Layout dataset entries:
= = = = =

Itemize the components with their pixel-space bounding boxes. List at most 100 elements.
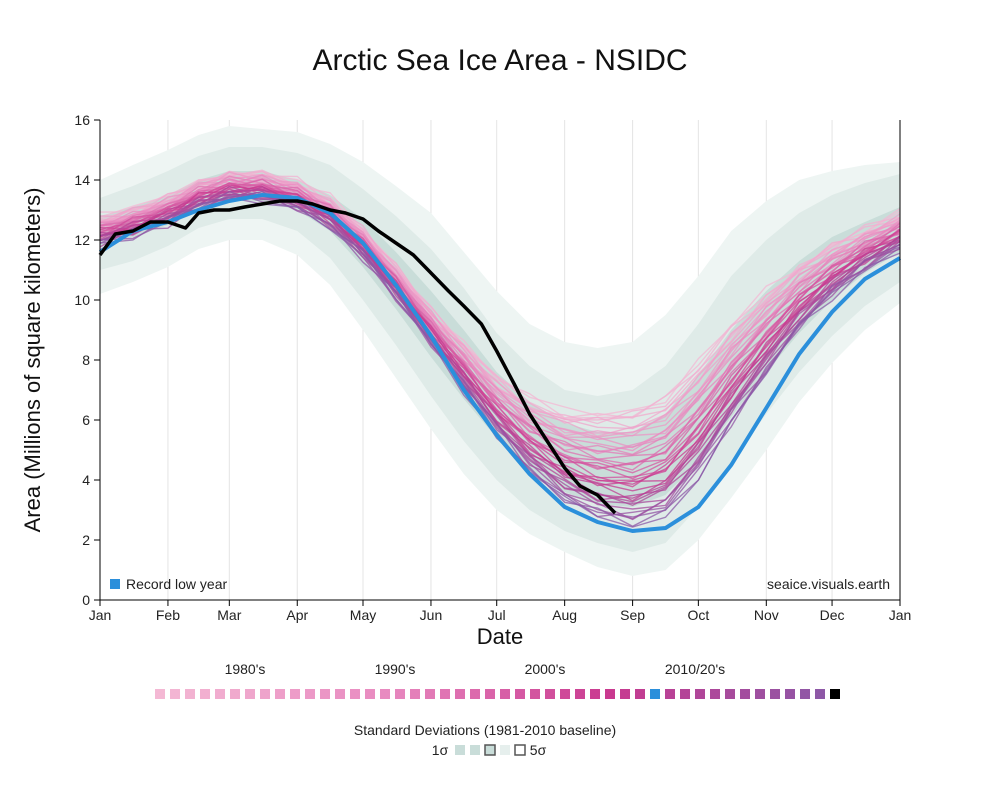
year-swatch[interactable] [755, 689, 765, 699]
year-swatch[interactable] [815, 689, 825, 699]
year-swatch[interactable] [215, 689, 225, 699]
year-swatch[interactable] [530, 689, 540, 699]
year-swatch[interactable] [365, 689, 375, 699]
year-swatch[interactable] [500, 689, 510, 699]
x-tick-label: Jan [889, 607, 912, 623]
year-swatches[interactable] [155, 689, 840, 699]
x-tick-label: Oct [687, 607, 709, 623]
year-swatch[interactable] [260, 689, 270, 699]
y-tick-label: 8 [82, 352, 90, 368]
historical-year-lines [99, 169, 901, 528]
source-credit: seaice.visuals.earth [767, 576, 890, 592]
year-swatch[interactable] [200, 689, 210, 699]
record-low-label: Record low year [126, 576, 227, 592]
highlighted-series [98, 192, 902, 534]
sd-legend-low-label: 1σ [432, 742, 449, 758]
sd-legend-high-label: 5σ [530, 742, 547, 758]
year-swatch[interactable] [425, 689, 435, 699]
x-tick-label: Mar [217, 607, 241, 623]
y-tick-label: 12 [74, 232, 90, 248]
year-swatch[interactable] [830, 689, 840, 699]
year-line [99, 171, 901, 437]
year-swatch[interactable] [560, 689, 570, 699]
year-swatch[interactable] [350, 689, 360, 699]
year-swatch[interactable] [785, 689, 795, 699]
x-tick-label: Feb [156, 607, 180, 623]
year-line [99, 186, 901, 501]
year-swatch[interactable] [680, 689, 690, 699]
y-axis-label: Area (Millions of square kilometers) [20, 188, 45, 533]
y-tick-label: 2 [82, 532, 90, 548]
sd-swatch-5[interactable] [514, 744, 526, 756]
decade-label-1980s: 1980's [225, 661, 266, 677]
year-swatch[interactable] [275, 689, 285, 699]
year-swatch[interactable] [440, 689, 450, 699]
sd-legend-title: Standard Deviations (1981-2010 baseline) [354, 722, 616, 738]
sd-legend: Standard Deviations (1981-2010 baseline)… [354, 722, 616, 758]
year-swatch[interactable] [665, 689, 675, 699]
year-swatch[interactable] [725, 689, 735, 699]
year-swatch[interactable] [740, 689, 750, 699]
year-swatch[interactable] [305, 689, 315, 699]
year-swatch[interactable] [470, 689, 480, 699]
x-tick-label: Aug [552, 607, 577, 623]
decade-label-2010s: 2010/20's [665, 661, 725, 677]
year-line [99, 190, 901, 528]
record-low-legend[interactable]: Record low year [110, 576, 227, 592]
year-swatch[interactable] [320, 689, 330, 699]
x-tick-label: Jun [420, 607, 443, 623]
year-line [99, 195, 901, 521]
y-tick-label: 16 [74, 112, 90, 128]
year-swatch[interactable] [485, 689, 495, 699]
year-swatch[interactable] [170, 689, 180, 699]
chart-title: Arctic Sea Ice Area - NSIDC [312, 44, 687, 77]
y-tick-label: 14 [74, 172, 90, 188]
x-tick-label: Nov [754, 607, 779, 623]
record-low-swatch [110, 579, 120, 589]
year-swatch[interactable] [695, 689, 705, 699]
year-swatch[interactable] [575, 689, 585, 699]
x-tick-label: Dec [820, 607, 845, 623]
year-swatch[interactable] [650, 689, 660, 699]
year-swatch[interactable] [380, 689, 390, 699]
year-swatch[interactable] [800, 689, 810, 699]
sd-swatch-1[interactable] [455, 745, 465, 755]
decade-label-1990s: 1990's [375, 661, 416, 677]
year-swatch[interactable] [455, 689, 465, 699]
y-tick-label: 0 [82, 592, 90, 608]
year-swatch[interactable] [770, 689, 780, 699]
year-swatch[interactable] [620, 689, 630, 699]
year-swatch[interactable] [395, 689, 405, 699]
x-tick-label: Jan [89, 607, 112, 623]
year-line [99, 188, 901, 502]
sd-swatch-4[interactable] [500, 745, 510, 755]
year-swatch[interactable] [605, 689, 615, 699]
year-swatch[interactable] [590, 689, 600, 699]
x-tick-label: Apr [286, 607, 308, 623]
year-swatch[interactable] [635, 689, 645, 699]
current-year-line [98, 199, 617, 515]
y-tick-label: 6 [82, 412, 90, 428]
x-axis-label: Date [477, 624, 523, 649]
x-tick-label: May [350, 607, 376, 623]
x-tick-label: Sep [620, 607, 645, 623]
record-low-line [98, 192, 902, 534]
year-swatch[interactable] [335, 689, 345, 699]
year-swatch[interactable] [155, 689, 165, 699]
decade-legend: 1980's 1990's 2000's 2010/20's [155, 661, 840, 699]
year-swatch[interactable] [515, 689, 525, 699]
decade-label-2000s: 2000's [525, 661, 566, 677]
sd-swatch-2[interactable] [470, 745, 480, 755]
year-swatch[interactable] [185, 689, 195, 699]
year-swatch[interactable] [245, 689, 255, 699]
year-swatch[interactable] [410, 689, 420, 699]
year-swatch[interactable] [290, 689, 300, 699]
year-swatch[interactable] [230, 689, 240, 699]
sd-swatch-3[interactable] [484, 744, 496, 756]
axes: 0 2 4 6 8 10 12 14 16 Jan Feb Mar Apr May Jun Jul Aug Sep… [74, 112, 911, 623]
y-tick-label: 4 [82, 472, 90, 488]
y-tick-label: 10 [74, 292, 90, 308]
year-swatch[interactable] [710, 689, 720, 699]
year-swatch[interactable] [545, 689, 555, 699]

= = = = =

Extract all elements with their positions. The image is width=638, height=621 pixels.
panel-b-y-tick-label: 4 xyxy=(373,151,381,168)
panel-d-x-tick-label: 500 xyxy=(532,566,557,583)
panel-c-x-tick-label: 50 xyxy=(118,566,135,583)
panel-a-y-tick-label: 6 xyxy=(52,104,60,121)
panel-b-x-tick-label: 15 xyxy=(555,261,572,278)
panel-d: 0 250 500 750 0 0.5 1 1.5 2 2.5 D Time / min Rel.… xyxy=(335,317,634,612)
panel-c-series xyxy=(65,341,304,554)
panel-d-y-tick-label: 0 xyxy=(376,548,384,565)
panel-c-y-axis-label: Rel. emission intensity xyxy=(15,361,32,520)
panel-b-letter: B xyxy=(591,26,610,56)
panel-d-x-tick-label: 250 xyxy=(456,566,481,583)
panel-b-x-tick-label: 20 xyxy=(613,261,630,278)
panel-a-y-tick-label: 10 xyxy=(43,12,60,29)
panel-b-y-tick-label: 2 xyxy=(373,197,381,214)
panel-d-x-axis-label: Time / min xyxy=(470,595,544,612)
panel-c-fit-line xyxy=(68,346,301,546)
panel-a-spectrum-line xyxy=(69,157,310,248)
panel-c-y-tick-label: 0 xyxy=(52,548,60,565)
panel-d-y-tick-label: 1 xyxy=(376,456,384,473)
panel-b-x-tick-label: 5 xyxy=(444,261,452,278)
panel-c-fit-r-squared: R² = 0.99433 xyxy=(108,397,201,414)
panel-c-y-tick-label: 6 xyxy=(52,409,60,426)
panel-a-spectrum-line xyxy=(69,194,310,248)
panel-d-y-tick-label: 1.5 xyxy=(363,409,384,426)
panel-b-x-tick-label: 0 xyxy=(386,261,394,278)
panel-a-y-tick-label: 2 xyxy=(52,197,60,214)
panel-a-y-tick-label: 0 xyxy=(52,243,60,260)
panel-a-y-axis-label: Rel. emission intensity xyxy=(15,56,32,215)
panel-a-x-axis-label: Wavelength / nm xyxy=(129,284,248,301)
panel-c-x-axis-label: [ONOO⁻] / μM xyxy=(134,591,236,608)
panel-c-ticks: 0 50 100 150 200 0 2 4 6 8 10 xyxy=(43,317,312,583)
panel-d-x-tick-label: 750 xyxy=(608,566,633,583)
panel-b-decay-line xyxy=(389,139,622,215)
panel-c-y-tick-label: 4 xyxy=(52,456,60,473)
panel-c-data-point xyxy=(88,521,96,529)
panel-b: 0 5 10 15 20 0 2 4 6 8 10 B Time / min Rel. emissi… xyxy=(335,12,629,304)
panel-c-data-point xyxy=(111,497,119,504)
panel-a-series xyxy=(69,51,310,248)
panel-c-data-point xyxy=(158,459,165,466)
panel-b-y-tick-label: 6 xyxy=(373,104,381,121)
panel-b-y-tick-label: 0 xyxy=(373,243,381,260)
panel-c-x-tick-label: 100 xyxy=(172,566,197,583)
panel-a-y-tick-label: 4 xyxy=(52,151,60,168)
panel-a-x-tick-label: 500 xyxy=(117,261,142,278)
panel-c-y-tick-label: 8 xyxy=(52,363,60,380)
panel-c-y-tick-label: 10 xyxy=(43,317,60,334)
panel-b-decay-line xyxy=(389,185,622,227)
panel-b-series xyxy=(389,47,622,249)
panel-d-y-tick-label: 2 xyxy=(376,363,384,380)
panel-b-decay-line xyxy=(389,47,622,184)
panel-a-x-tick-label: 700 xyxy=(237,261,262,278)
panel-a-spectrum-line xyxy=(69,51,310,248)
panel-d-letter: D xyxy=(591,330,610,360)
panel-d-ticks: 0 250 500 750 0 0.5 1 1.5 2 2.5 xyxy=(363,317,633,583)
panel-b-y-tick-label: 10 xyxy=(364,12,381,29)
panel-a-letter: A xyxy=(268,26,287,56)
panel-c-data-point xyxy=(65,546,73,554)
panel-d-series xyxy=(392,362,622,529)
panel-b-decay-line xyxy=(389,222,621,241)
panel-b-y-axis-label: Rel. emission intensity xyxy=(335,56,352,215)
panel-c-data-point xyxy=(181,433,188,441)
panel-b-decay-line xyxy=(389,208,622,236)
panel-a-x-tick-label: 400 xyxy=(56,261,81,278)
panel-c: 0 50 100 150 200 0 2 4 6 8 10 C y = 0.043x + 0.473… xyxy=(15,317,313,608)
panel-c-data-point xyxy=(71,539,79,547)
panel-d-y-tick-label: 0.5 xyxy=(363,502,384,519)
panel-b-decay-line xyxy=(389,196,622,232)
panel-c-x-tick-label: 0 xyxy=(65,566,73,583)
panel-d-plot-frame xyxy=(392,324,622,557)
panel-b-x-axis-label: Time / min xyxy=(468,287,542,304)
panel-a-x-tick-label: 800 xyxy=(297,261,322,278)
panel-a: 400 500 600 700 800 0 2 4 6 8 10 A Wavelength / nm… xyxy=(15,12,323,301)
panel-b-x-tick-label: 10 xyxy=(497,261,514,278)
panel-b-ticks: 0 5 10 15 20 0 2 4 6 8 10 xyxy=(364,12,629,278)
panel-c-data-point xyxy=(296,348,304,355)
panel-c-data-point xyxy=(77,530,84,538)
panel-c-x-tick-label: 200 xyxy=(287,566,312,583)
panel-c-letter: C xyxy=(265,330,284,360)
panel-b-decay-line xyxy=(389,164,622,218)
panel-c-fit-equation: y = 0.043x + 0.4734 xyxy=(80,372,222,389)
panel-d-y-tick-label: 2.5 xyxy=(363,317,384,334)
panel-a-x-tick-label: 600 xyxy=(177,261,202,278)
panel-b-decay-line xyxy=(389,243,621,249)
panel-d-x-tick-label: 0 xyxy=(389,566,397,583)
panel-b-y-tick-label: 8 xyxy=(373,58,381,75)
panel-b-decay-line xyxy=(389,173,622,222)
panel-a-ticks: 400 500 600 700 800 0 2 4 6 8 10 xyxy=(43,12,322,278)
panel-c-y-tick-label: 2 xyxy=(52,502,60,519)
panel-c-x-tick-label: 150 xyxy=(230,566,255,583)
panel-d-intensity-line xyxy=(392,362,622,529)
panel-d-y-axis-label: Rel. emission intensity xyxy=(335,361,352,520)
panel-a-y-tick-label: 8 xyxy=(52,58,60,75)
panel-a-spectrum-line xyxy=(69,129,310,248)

= = = = =

Copy the lines from the one containing "year-swatch[interactable] [755, 689, 765, 699]" up to and including the one containing "x-tick-label: Oct [687, 607, 709, 623]", reproducing each without any change.

year-swatch[interactable] [755, 689, 765, 699]
year-swatch[interactable] [815, 689, 825, 699]
year-swatch[interactable] [215, 689, 225, 699]
year-swatch[interactable] [530, 689, 540, 699]
year-swatch[interactable] [365, 689, 375, 699]
year-swatch[interactable] [500, 689, 510, 699]
x-tick-label: Jan [889, 607, 912, 623]
year-swatches[interactable] [155, 689, 840, 699]
x-tick-label: Oct [687, 607, 709, 623]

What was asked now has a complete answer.